### Task requirements:
Copy each line of the entries beneath that contains the word "list".

○ ○ ○ ○ ○

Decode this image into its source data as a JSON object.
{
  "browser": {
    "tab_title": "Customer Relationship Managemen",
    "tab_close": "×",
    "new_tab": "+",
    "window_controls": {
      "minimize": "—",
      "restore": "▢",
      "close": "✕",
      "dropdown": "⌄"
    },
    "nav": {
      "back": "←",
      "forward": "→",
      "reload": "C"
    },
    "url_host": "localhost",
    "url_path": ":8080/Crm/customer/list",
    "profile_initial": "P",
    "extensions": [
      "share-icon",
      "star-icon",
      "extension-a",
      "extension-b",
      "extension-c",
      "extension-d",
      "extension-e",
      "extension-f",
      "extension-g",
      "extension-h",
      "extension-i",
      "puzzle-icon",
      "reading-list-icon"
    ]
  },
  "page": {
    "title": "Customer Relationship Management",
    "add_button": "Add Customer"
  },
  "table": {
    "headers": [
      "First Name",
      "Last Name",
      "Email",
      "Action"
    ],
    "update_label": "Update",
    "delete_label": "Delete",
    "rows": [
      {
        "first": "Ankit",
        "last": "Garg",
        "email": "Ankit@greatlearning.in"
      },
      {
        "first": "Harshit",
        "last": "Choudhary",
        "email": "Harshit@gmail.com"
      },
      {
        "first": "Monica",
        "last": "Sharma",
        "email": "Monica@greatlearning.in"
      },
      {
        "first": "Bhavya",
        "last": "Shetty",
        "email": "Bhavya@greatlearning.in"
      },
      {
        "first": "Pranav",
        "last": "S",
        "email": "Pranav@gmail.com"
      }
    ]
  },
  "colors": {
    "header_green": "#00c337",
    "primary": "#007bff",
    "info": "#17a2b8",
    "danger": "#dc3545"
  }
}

○ ○ ○ ○ ○

### Answer in full:
    "url_path": ":8080/Crm/customer/list",
      "reading-list-icon"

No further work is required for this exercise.